● RECORDS:
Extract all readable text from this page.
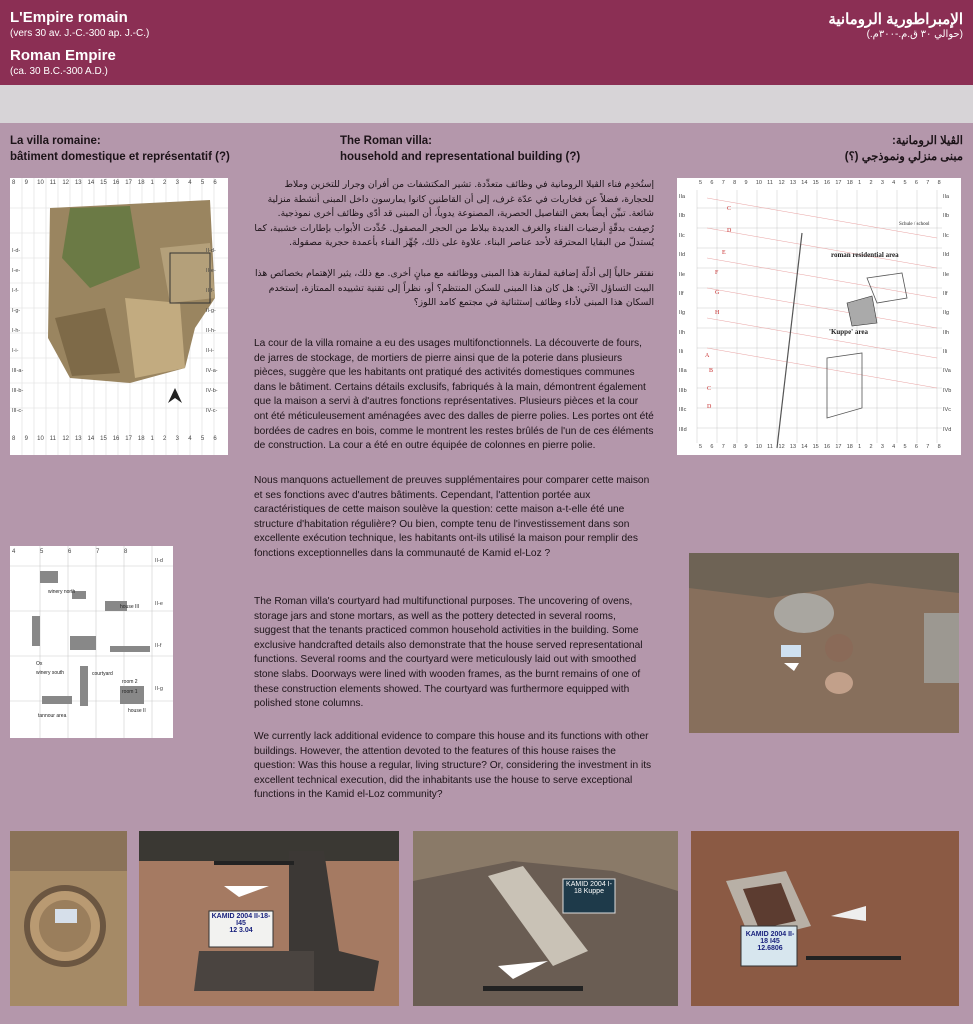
L'Empire romain
(vers 30 av. J.-C.-300 ap. J.-C.)
Roman Empire
(ca. 30 B.C.-300 A.D.)
الإمبراطورية الرومانية
(حوالي ٣٠ ق.م.-٣٠٠م.)
La villa romaine:
bâtiment domestique et représentatif (?)
The Roman villa:
household and representational building (?)
الڤيلا الرومانية:
مبنى منزلي ونموذجي (؟)

إستُخدِم فناء الڤيلا الرومانية في وظائف متعدِّدة. تشير المكتشفات من أفران وجرار للتخزين وملاط للحجارة، فضلاً عن فخاريات في عدّة غرف، إلى أن القاطنين كانوا يمارسون داخل المبنى أنشطة منزلية شائعة. تبيِّن أيضاً بعض التفاصيل الحصرية، المصنوعة يدوياً، أن المبنى قد أدّى وظائف أخرى نموذجية. رُصِفت بدقّةٍ أرضيات الفناء والغرف العديدة ببلاط من الحجر المصقول. حُدِّدت الأبواب بإطارات خشبية، كما يُستدلّ من البقايا المحترقة لأحد عناصر البناء. علاوة على ذلك، جُهِّز الفناء بأعمدة حجرية مصقولة.

نفتقر حالياً إلى أدلّة إضافية لمقارنة هذا المبنى ووظائفه مع مبانٍ أخرى. مع ذلك، يثير الإهتمام بخصائص هذا البيت التساؤل الآتي: هل كان هذا المبنى للسكن المنتظم؟ أو، نظراً إلى تقنية تشييده الممتازة، إستخدم السكان هذا المبنى لأداء وظائف إستثنائية في مجتمع كامد اللوز؟

La cour de la villa romaine a eu des usages multifonctionnels. La découverte de fours, de jarres de stockage, de mortiers de pierre ainsi que de la poterie dans plusieurs pièces, suggère que les habitants ont pratiqué des activités domestiques communes dans le bâtiment. Certains détails exclusifs, fabriqués à la main, démontrent également que la maison a servi à d'autres fonctions représentatives. Plusieurs pièces et la cour ont été méticuleusement aménagées avec des dalles de pierre polies. Les portes ont été bordées de cadres en bois, comme le montrent les restes brûlés de l'un de ces éléments de construction. La cour a été en outre équipée de colonnes en pierre polie.

Nous manquons actuellement de preuves supplémentaires pour comparer cette maison et ses fonctions avec d'autres bâtiments. Cependant, l'attention portée aux caractéristiques de cette maison soulève la question: cette maison a-t-elle été une structure d'habitation régulière? Ou bien, compte tenu de l'investissement dans son excellente exécution technique, les habitants ont-ils utilisé la maison pour remplir des fonctions exceptionnelles dans la communauté de Kamid el-Loz ?

The Roman villa's courtyard had multifunctional purposes. The uncovering of ovens, storage jars and stone mortars, as well as the pottery detected in several rooms, suggest that the tenants practiced common household activities in the building. Some exclusive handcrafted details also demonstrate that the house served representational functions. Several rooms and the courtyard were meticulously laid out with smoothed stone slabs. Doorways were lined with wooden frames, as the burnt remains of one of these construction elements showed. The courtyard was furthermore equipped with polished stone columns.

We currently lack additional evidence to compare this house and its functions with other buildings. However, the attention devoted to the features of this house raises the question: Was this house a regular, living structure? Or, considering the investment in its excellent technical execution, did the inhabitants use the house to serve exceptional functions in the Kamid el-Loz community?

8 9 10 11 12 13 14 15 16 17 18 1 2 3 4 5 6
8 9 10 11 12 13 14 15 16 17 18 1 2 3 4 5 6
I-d-
I-e-
I-f-
I-g-
I-h-
I-i-
III-a-
III-b-
III-c-
II-d-
II-e-
II-f-
II-g-
II-h-
II-i-
IV-a-
IV-b-
IV-c-
5 6 7 8 9 10 11 12 13 14 15 16 17 18 1 2 3 4 5 6 7 8
5 6 7 8 9 10 11 12 13 14 15 16 17 18 1 2 3 4 5 6 7 8
IIa
IIb
IIc
IId
IIe
IIf
IIg
IIh
IIi
IIIa
IIIb
IIIc
IIId
IIa
IIb
IIc
IId
IIe
IIf
IIg
IIh
IIi
IVa
IVb
IVc
IVd
C
D
E
F
G
H
A
B
C
D
roman residential area
'Kuppe' area
Schule / school
4	5	6	7	8
II-d
II-e
II-f
II-g
winery north
house III
Ox
winery south	courtyard
room 2
room 1
tannour area
house II
KAMID 2004 II-18-I45
12 3.04
KAMID 2004 I-18 Kuppe
KAMID 2004 II-18 I45
12.6806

● REQUIRED TASK: Print all of the entries word for word. Omit the pictures they contain.

● FINISHED EXERCISE:
Extract all readable text from this page.
L'Empire romain
(vers 30 av. J.-C.-300 ap. J.-C.)
Roman Empire
(ca. 30 B.C.-300 A.D.)
الإمبراطورية الرومانية
(حوالي ٣٠ ق.م.-٣٠٠م.)
La villa romaine:
bâtiment domestique et représentatif (?)
The Roman villa:
household and representational building (?)
الڤيلا الرومانية:
مبنى منزلي ونموذجي (؟)

إستُخدِم فناء الڤيلا الرومانية في وظائف متعدِّدة. تشير المكتشفات من أفران وجرار للتخزين وملاط للحجارة، فضلاً عن فخاريات في عدّة غرف، إلى أن القاطنين كانوا يمارسون داخل المبنى أنشطة منزلية شائعة. تبيِّن أيضاً بعض التفاصيل الحصرية، المصنوعة يدوياً، أن المبنى قد أدّى وظائف أخرى نموذجية. رُصِفت بدقّةٍ أرضيات الفناء والغرف العديدة ببلاط من الحجر المصقول. حُدِّدت الأبواب بإطارات خشبية، كما يُستدلّ من البقايا المحترقة لأحد عناصر البناء. علاوة على ذلك، جُهِّز الفناء بأعمدة حجرية مصقولة.

نفتقر حالياً إلى أدلّة إضافية لمقارنة هذا المبنى ووظائفه مع مبانٍ أخرى. مع ذلك، يثير الإهتمام بخصائص هذا البيت التساؤل الآتي: هل كان هذا المبنى للسكن المنتظم؟ أو، نظراً إلى تقنية تشييده الممتازة، إستخدم السكان هذا المبنى لأداء وظائف إستثنائية في مجتمع كامد اللوز؟

La cour de la villa romaine a eu des usages multifonctionnels. La découverte de fours, de jarres de stockage, de mortiers de pierre ainsi que de la poterie dans plusieurs pièces, suggère que les habitants ont pratiqué des activités domestiques communes dans le bâtiment. Certains détails exclusifs, fabriqués à la main, démontrent également que la maison a servi à d'autres fonctions représentatives. Plusieurs pièces et la cour ont été méticuleusement aménagées avec des dalles de pierre polies. Les portes ont été bordées de cadres en bois, comme le montrent les restes brûlés de l'un de ces éléments de construction. La cour a été en outre équipée de colonnes en pierre polie.

Nous manquons actuellement de preuves supplémentaires pour comparer cette maison et ses fonctions avec d'autres bâtiments. Cependant, l'attention portée aux caractéristiques de cette maison soulève la question: cette maison a-t-elle été une structure d'habitation régulière? Ou bien, compte tenu de l'investissement dans son excellente exécution technique, les habitants ont-ils utilisé la maison pour remplir des fonctions exceptionnelles dans la communauté de Kamid el-Loz ?

The Roman villa's courtyard had multifunctional purposes. The uncovering of ovens, storage jars and stone mortars, as well as the pottery detected in several rooms, suggest that the tenants practiced common household activities in the building. Some exclusive handcrafted details also demonstrate that the house served representational functions. Several rooms and the courtyard were meticulously laid out with smoothed stone slabs. Doorways were lined with wooden frames, as the burnt remains of one of these construction elements showed. The courtyard was furthermore equipped with polished stone columns.

We currently lack additional evidence to compare this house and its functions with other buildings. However, the attention devoted to the features of this house raises the question: Was this house a regular, living structure? Or, considering the investment in its excellent technical execution, did the inhabitants use the house to serve exceptional functions in the Kamid el-Loz community?

8 9 10 11 12 13 14 15 16 17 18 1 2 3 4 5 6
8 9 10 11 12 13 14 15 16 17 18 1 2 3 4 5 6
I-d-
I-e-
I-f-
I-g-
I-h-
I-i-
III-a-
III-b-
III-c-
II-d-
II-e-
II-f-
II-g-
II-h-
II-i-
IV-a-
IV-b-
IV-c-
5 6 7 8 9 10 11 12 13 14 15 16 17 18 1 2 3 4 5 6 7 8
5 6 7 8 9 10 11 12 13 14 15 16 17 18 1 2 3 4 5 6 7 8
IIa
IIb
IIc
IId
IIe
IIf
IIg
IIh
IIi
IIIa
IIIb
IIIc
IIId
IIa
IIb
IIc
IId
IIe
IIf
IIg
IIh
IIi
IVa
IVb
IVc
IVd
C
D
E
F
G
H
A
B
C
D
roman residential area
'Kuppe' area
Schule / school
4	5	6	7	8
II-d
II-e
II-f
II-g
winery north
house III
Ox
winery south	courtyard
room 2
room 1
tannour area
house II
KAMID 2004 II-18-I45
12 3.04
KAMID 2004 I-18 Kuppe
KAMID 2004 II-18 I45
12.6806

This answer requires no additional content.